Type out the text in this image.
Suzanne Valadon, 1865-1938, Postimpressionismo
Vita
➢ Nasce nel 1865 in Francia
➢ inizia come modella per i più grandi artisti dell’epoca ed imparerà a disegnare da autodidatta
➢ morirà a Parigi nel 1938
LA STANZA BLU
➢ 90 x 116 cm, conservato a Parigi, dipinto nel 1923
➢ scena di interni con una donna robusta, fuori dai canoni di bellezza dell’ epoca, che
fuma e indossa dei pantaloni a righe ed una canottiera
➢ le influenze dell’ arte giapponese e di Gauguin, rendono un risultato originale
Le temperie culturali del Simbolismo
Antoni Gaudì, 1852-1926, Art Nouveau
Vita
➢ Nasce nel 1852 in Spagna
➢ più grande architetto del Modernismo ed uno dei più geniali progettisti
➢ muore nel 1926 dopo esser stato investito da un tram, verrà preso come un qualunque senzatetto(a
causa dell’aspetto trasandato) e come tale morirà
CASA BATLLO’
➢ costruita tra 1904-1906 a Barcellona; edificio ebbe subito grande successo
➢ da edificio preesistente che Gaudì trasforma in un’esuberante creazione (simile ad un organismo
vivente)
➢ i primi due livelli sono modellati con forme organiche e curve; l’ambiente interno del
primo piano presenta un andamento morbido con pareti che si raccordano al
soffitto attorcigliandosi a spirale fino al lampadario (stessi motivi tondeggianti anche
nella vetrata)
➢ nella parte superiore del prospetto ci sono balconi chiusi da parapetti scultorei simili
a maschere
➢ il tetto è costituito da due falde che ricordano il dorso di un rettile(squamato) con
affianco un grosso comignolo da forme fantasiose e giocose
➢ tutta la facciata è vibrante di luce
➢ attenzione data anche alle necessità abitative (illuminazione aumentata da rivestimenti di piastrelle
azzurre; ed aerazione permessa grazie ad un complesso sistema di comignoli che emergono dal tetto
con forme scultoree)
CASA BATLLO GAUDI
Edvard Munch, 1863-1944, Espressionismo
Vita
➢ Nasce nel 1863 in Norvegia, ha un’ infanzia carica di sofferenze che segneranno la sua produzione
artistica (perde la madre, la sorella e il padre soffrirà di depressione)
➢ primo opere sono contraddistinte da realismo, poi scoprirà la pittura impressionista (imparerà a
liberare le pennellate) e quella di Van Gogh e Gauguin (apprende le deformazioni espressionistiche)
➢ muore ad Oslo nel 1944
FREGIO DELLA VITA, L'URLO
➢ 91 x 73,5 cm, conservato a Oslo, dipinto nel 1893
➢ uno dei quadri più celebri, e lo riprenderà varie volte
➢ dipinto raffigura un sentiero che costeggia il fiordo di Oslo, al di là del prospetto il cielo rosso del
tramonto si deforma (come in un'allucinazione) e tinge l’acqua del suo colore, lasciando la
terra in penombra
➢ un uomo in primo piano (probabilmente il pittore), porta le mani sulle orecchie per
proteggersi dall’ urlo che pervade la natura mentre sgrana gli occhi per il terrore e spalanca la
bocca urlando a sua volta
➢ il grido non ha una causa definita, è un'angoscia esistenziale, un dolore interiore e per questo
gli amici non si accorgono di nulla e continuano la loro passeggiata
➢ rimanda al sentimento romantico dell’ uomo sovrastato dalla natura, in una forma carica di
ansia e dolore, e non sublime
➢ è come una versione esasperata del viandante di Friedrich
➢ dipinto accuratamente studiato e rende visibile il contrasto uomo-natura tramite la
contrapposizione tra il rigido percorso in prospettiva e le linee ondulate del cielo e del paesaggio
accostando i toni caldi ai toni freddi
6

******************************

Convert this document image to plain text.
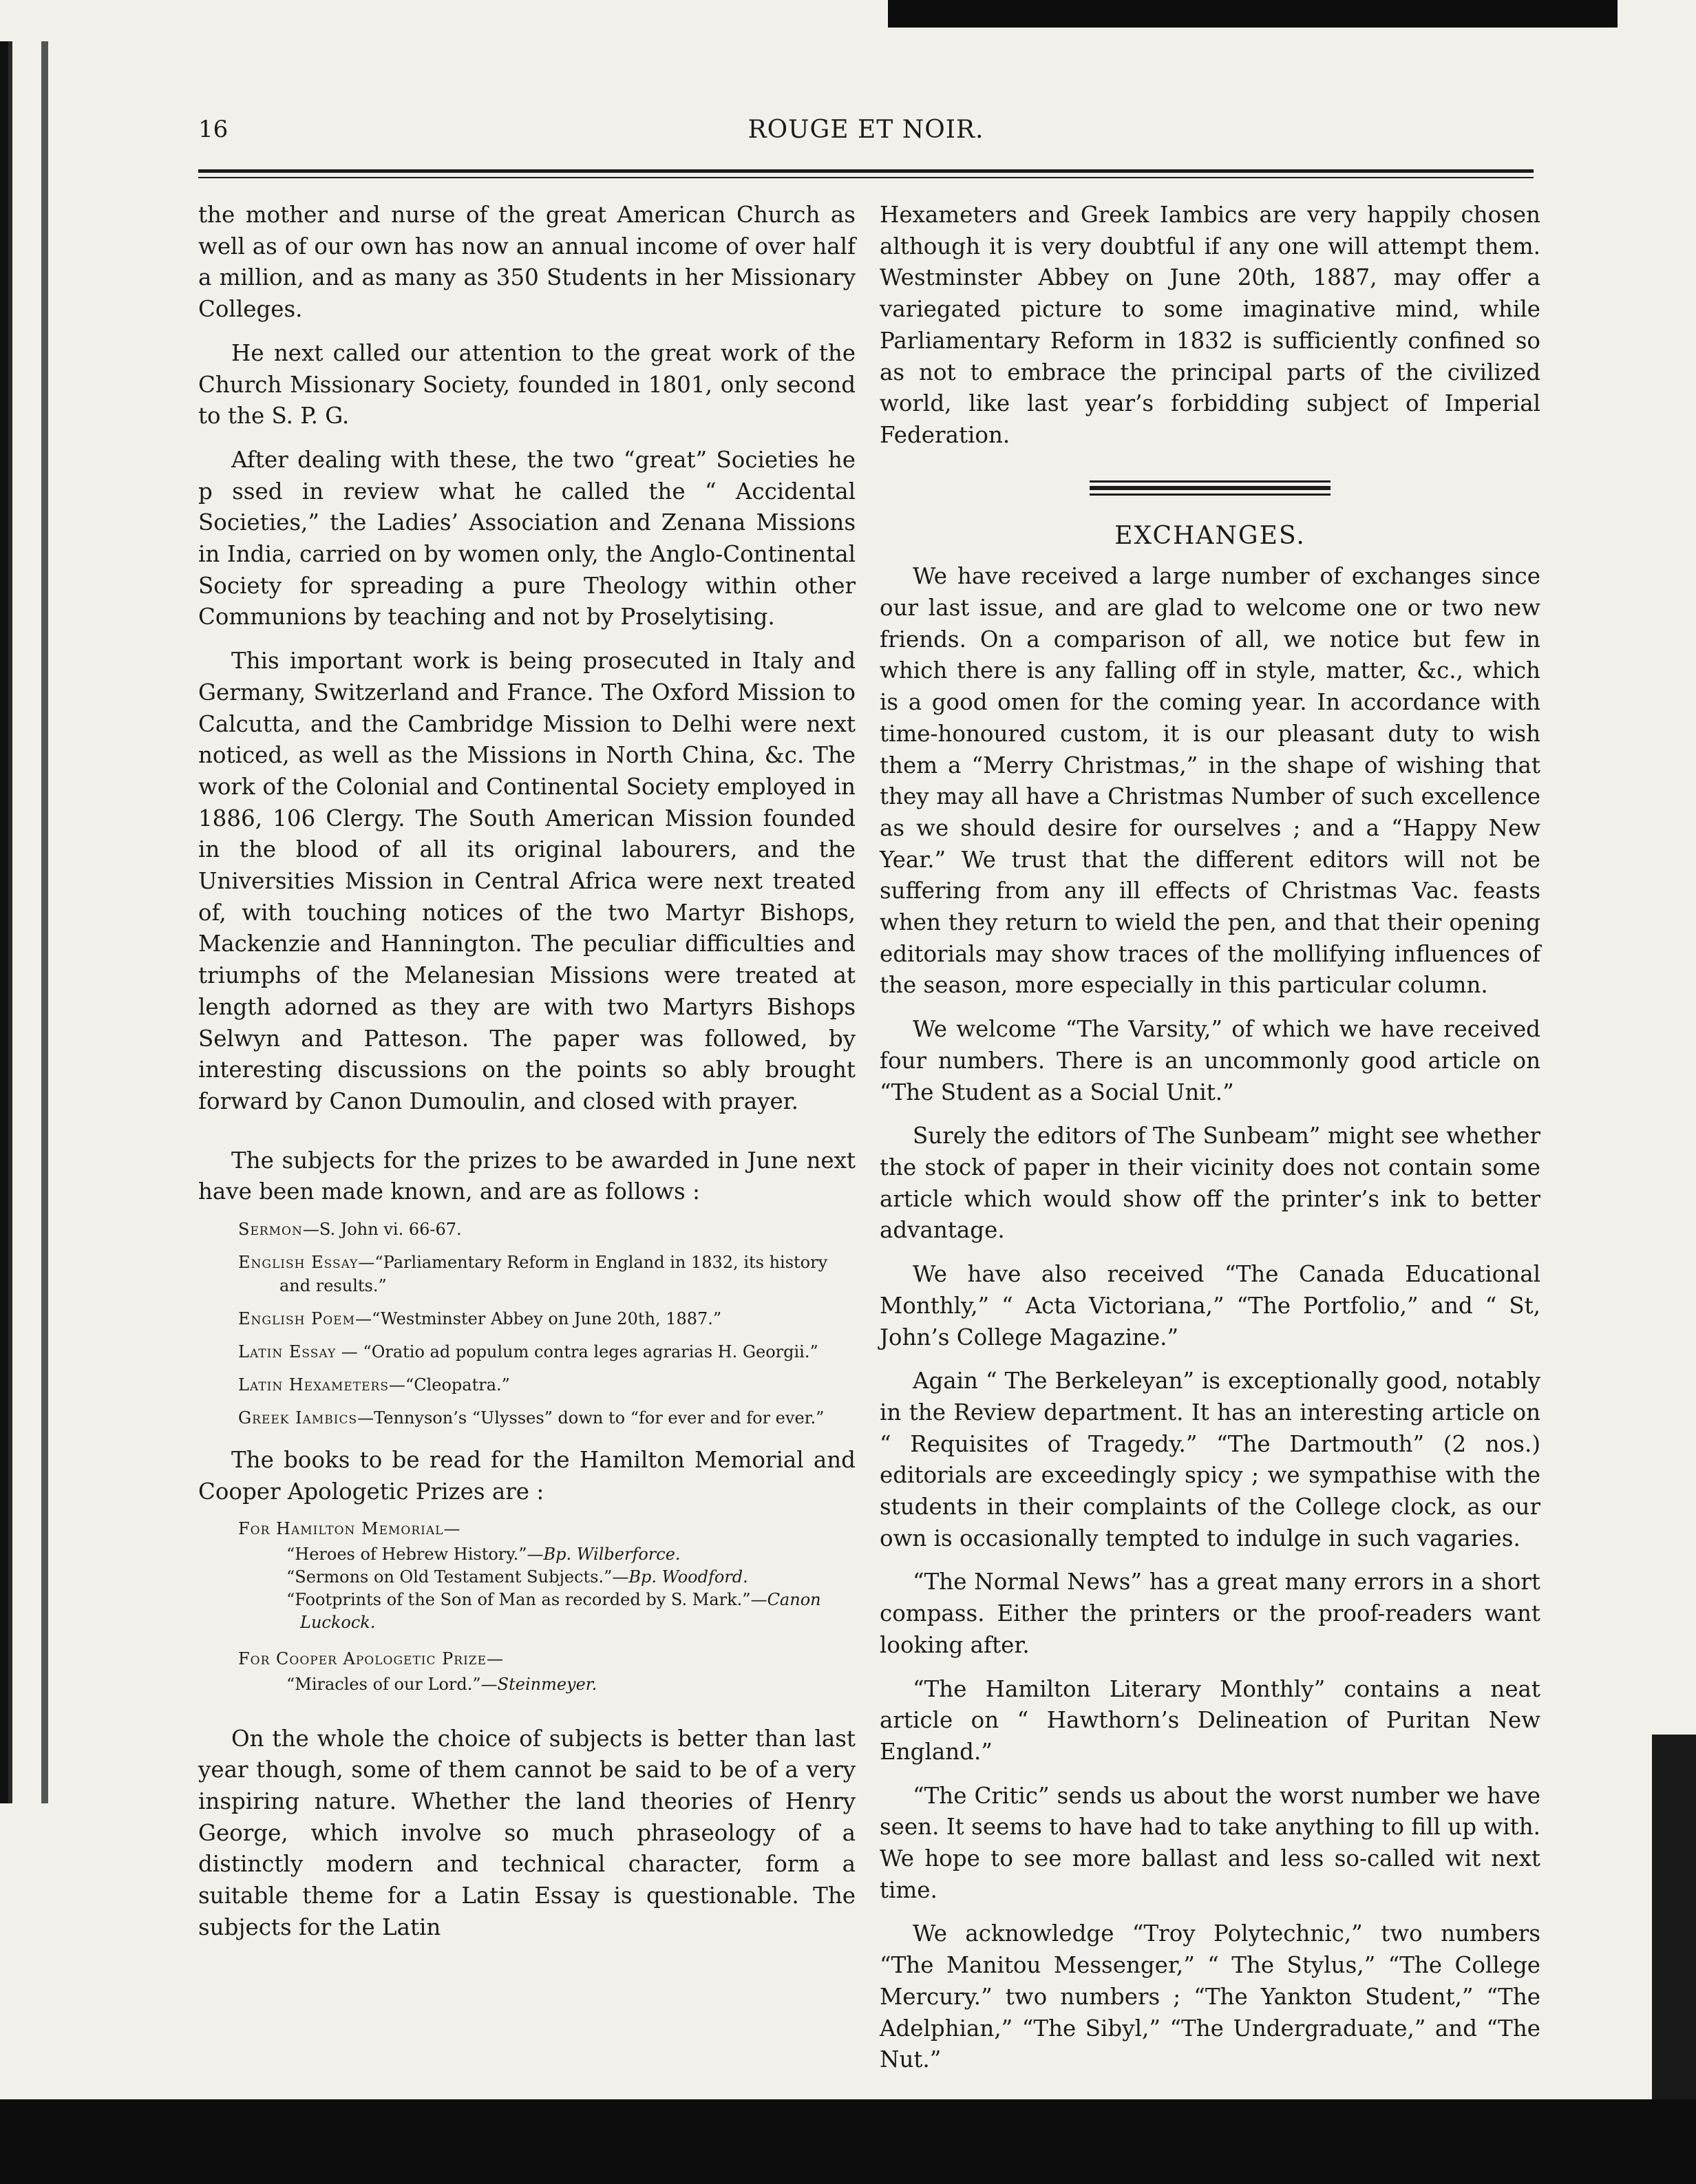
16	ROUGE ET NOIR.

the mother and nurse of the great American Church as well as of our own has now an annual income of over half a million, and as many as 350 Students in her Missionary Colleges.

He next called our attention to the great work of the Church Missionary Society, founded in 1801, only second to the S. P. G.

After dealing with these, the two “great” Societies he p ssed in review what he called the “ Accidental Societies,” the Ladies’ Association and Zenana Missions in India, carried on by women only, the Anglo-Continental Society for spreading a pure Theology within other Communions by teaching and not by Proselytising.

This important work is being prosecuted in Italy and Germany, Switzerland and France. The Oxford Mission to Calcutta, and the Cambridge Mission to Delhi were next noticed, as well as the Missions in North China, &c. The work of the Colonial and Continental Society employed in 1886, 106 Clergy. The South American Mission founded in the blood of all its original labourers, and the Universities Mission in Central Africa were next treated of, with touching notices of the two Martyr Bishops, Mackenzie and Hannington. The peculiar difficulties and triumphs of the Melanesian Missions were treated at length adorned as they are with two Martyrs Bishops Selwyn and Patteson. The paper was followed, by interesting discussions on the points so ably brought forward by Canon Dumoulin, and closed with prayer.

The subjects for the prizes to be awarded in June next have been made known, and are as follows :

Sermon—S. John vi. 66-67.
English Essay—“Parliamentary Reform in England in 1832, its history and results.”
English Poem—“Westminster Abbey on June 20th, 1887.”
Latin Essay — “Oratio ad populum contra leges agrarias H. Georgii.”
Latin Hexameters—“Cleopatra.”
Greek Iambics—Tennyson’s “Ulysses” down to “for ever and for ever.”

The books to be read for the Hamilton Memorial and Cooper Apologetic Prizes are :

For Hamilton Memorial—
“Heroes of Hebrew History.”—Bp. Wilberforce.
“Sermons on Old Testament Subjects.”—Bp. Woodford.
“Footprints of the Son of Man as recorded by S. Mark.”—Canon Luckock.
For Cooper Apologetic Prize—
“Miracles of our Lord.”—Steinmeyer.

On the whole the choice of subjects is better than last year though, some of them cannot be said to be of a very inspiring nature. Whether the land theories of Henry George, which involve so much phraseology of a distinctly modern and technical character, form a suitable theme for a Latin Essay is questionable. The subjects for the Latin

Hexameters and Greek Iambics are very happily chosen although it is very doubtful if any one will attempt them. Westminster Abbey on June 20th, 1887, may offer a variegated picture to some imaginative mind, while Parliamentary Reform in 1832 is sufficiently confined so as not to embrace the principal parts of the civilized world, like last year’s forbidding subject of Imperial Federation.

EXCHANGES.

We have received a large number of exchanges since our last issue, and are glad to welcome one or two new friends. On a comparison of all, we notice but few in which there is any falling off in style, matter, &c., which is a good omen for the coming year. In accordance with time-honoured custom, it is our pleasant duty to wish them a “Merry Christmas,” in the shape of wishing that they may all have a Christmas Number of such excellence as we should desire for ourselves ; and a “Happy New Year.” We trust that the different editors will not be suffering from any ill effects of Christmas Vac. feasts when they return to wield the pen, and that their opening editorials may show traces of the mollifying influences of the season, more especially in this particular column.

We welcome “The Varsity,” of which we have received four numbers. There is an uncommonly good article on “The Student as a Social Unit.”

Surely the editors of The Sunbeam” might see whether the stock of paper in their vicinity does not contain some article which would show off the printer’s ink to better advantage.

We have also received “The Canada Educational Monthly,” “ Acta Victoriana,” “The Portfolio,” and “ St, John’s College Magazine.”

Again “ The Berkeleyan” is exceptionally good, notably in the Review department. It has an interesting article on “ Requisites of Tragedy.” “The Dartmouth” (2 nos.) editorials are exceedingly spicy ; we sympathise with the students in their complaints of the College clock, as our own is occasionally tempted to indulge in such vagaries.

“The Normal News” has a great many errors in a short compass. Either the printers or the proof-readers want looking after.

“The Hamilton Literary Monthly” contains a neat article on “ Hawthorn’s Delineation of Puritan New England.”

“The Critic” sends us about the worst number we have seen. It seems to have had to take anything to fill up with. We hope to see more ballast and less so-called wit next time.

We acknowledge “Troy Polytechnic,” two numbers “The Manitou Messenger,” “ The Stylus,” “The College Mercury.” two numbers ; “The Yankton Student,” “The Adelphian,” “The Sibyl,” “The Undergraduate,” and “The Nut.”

******************************

(Stated goal): Count the lines of the data that contain the string "grande", and reply with that number alone.

(The output): 2